> [Task brief] Work through the entries below and report how many lines include "this". The number alone is the answer.

> [Given data]
++++++++++++++++++++

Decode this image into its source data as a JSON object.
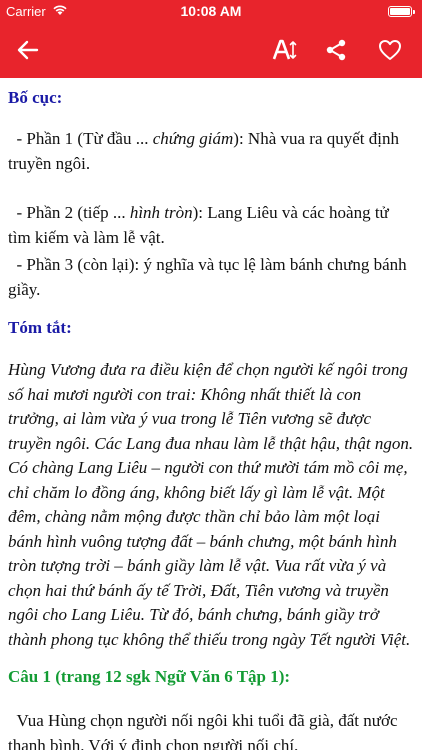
{
  "status": {
    "carrier": "Carrier",
    "time": "10:08 AM"
  },
  "nav": {
    "icons": [
      "back-arrow-icon",
      "font-size-icon",
      "share-icon",
      "heart-icon"
    ],
    "accent_color": "#e8242c"
  },
  "content": {
    "outline_heading": "Bố cục:",
    "part1_prefix": "- Phần 1 (Từ đầu ... ",
    "part1_italic": "chứng giám",
    "part1_suffix": "): Nhà vua ra quyết định truyền ngôi.",
    "part2_prefix": "- Phần 2 (tiếp ... ",
    "part2_italic": "hình tròn",
    "part2_suffix": "): Lang Liêu và các hoàng tử tìm kiếm và làm lễ vật.",
    "part3": "- Phần 3 (còn lại): ý nghĩa và tục lệ làm bánh chưng bánh giầy.",
    "summary_heading": "Tóm tắt:",
    "summary_text": "Hùng Vương đưa ra điều kiện để chọn người kế ngôi trong số hai mươi người con trai: Không nhất thiết là con trưởng, ai làm vừa ý vua trong lễ Tiên vương sẽ được truyền ngôi. Các Lang đua nhau làm lễ thật hậu, thật ngon. Có chàng Lang Liêu – người con thứ mười tám mồ côi mẹ, chỉ chăm lo đồng áng, không biết lấy gì làm lễ vật. Một đêm, chàng nằm mộng được thần chỉ bảo làm một loại bánh hình vuông tượng đất – bánh chưng, một bánh hình tròn tượng trời – bánh giầy làm lễ vật. Vua rất vừa ý và chọn hai thứ bánh ấy tế Trời, Đất, Tiên vương và truyền ngôi cho Lang Liêu. Từ đó, bánh chưng, bánh giầy trở thành phong tục không thể thiếu trong ngày Tết người Việt.",
    "question_heading": "Câu 1 (trang 12 sgk Ngữ Văn 6 Tập 1):",
    "answer_text": "Vua Hùng chọn người nối ngôi khi tuổi đã già, đất nước thanh bình. Với ý định chọn người nối chí,"
  },
  "colors": {
    "heading_blue": "#1a1aa6",
    "heading_green": "#139c34"
  }
}
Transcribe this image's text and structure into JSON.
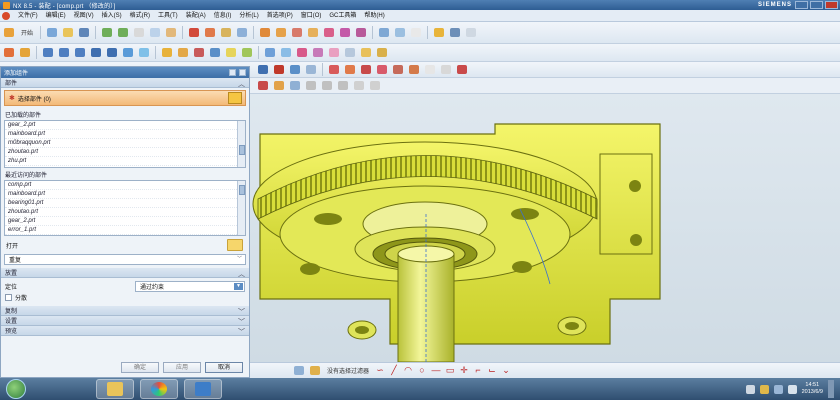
{
  "window": {
    "title": "NX 8.5 - 装配 - [comp.prt （修改的）]",
    "brand": "SIEMENS"
  },
  "menubar": {
    "items": [
      "文件(F)",
      "编辑(E)",
      "视图(V)",
      "插入(S)",
      "格式(R)",
      "工具(T)",
      "装配(A)",
      "信息(I)",
      "分析(L)",
      "首选项(P)",
      "窗口(O)",
      "GC工具箱",
      "帮助(H)"
    ]
  },
  "toolbar": {
    "start_label": "开始",
    "snap_label": "没有选择过滤器"
  },
  "panel": {
    "title": "添加组件",
    "section_part": "部件",
    "select_part_label": "选择部件 (0)",
    "loaded_label": "已加载的部件",
    "loaded_parts": [
      "gear_2.prt",
      "mainboard.prt",
      "m0braqquon.prt",
      "zhoutao.prt",
      "zhu.prt"
    ],
    "recent_label": "最近访问的部件",
    "recent_parts": [
      "comp.prt",
      "mainboard.prt",
      "bearing01.prt",
      "zhoutao.prt",
      "gear_2.prt",
      "error_1.prt"
    ],
    "open_label": "打开",
    "repeat_label": "重复",
    "section_place": "放置",
    "position_label": "定位",
    "position_value": "通过约束",
    "scatter_label": "分散",
    "section_copy": "复制",
    "section_settings": "设置",
    "section_preview": "预览",
    "btn_ok": "确定",
    "btn_apply": "应用",
    "btn_cancel": "取消"
  },
  "taskbar": {
    "time": "14:51",
    "date": "2013/6/9"
  }
}
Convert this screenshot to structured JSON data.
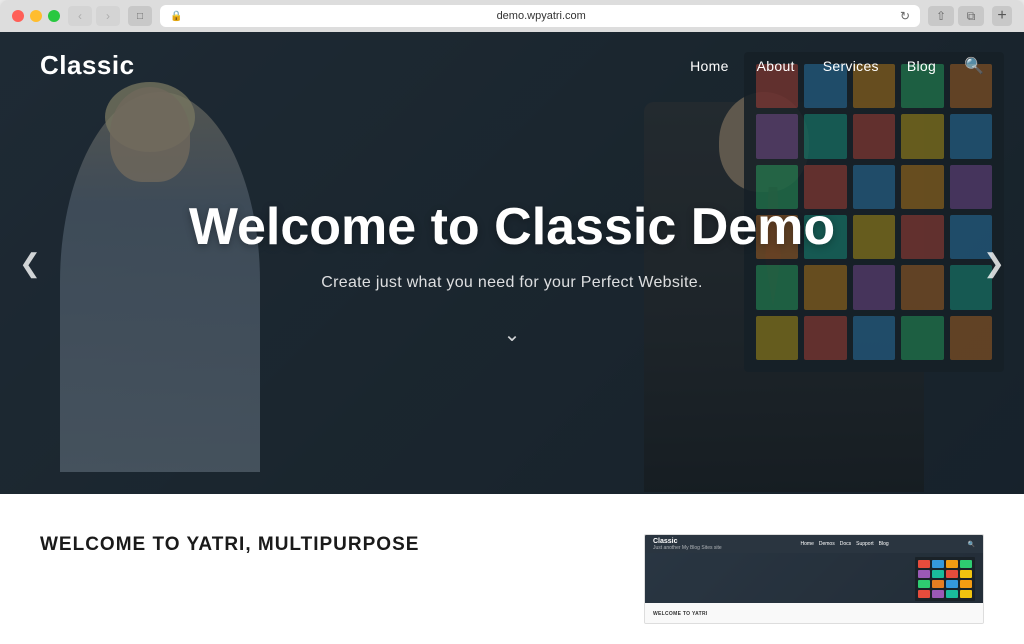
{
  "browser": {
    "url": "demo.wpyatri.com",
    "nav_back_disabled": true,
    "nav_forward_disabled": true
  },
  "site": {
    "logo": "Classic",
    "nav": {
      "links": [
        "Home",
        "About",
        "Services",
        "Blog"
      ]
    },
    "hero": {
      "title": "Welcome to Classic Demo",
      "subtitle": "Create just what you need for your Perfect Website.",
      "carousel_prev": "❮",
      "carousel_next": "❯",
      "arrow_down": "⌄"
    },
    "below_fold": {
      "title": "WELCOME TO YATRI, MULTIPURPOSE"
    },
    "preview": {
      "logo": "Classic",
      "tagline": "Just another My Blog Sites site",
      "nav_items": [
        "Home",
        "Demos",
        "Docs",
        "Support",
        "Blog"
      ]
    }
  },
  "sticky_colors": [
    "#e74c3c",
    "#3498db",
    "#f39c12",
    "#2ecc71",
    "#e67e22",
    "#9b59b6",
    "#1abc9c",
    "#e74c3c",
    "#f1c40f",
    "#3498db",
    "#2ecc71",
    "#e74c3c",
    "#3498db",
    "#f39c12",
    "#9b59b6",
    "#e67e22",
    "#1abc9c",
    "#f1c40f",
    "#e74c3c",
    "#3498db",
    "#2ecc71",
    "#f39c12",
    "#9b59b6",
    "#e67e22",
    "#1abc9c",
    "#f1c40f",
    "#e74c3c",
    "#3498db",
    "#2ecc71",
    "#e67e22"
  ],
  "preview_sticky_colors": [
    "#e74c3c",
    "#3498db",
    "#f39c12",
    "#2ecc71",
    "#9b59b6",
    "#1abc9c",
    "#e74c3c",
    "#f1c40f",
    "#2ecc71",
    "#e67e22",
    "#3498db",
    "#f39c12",
    "#e74c3c",
    "#9b59b6",
    "#1abc9c",
    "#f1c40f"
  ]
}
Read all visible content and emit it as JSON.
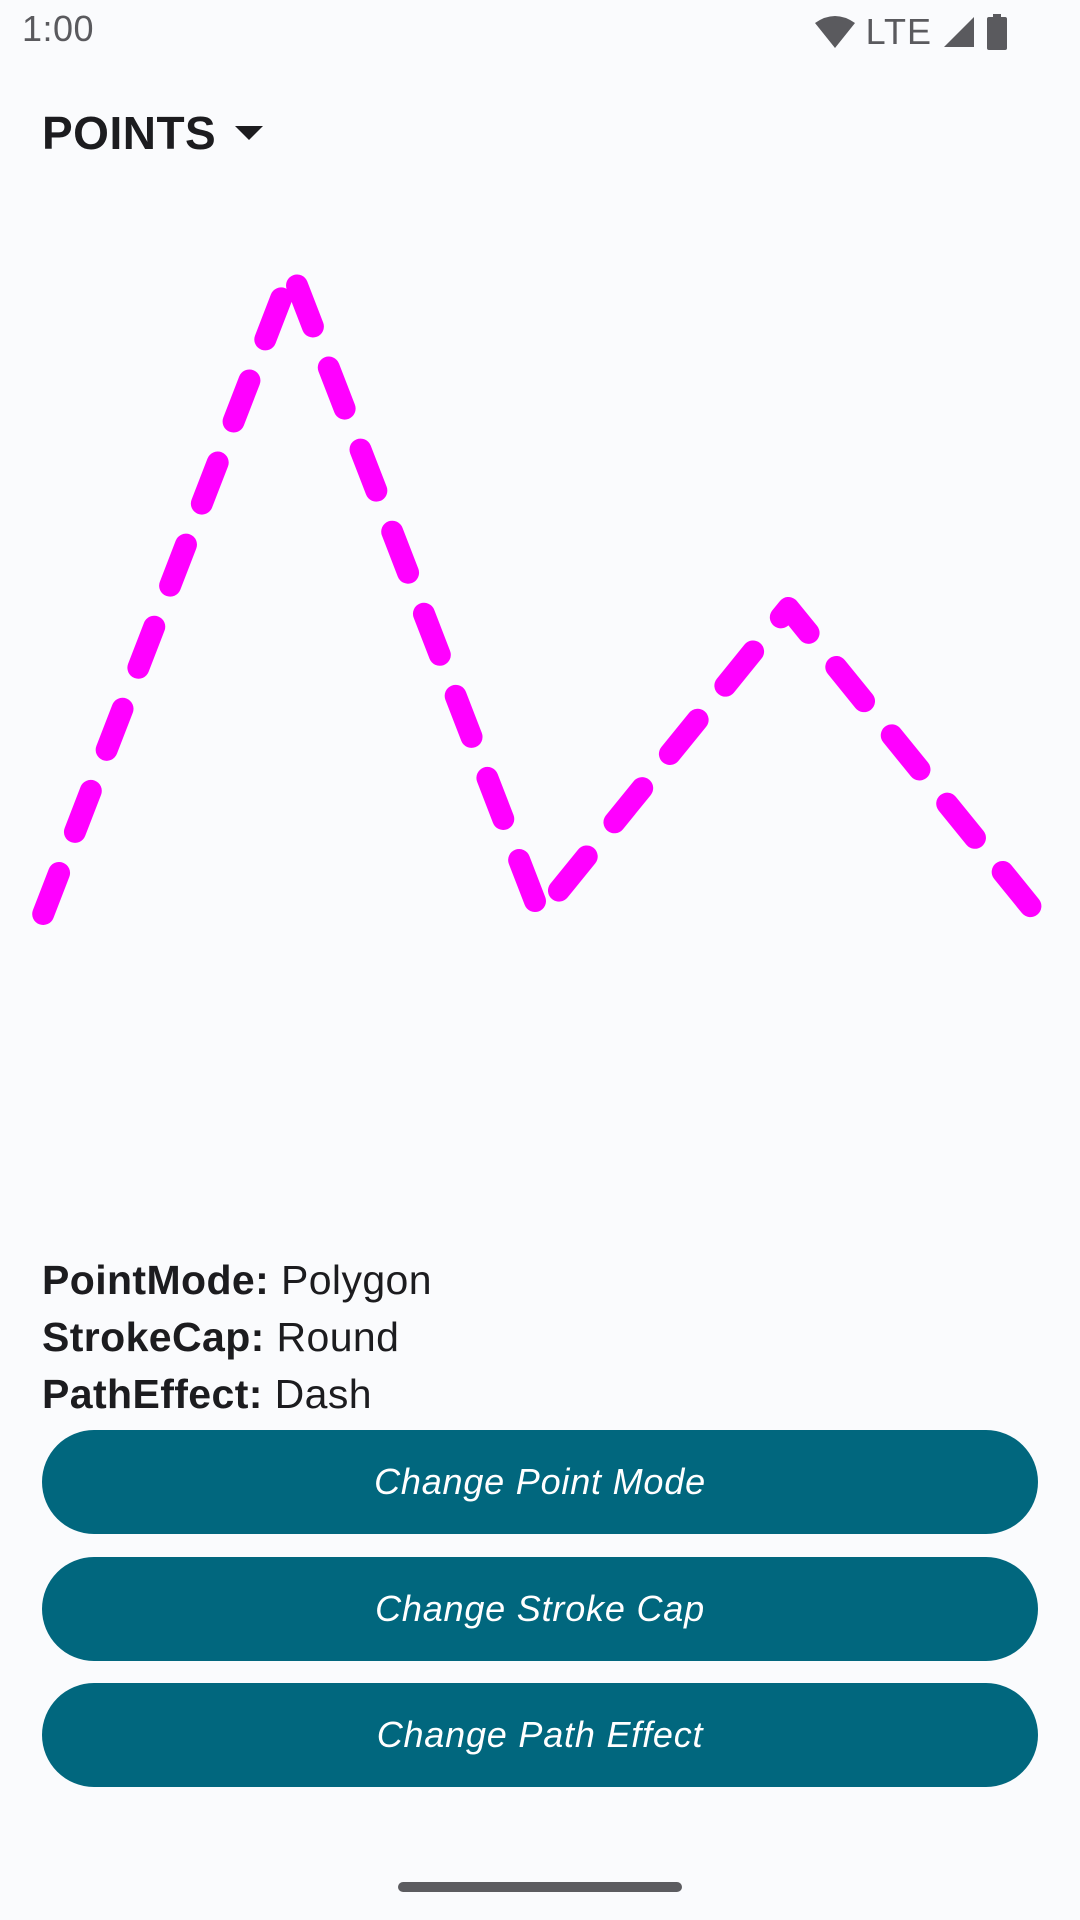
{
  "status_bar": {
    "time": "1:00",
    "network": "LTE",
    "icons": [
      "wifi-icon",
      "cell-signal-icon",
      "battery-icon"
    ]
  },
  "header": {
    "dropdown_label": "POINTS",
    "dropdown_icon": "caret-down-icon"
  },
  "drawing": {
    "point_mode": "Polygon",
    "stroke_cap": "Round",
    "path_effect": "Dash",
    "stroke_color": "#ff00ff",
    "points": [
      [
        0.04,
        0.7
      ],
      [
        0.27,
        0.07
      ],
      [
        0.5,
        0.7
      ],
      [
        0.73,
        0.4
      ],
      [
        0.96,
        0.7
      ]
    ]
  },
  "info": {
    "point_mode_key": "PointMode:",
    "point_mode_value": "Polygon",
    "stroke_cap_key": "StrokeCap:",
    "stroke_cap_value": "Round",
    "path_effect_key": "PathEffect:",
    "path_effect_value": "Dash"
  },
  "buttons": {
    "change_point_mode": "Change Point Mode",
    "change_stroke_cap": "Change Stroke Cap",
    "change_path_effect": "Change Path Effect"
  },
  "colors": {
    "button_bg": "#01677e",
    "background": "#fafbfd",
    "stroke": "#ff00ff"
  }
}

++++++++++++++++++++

> [The result] 3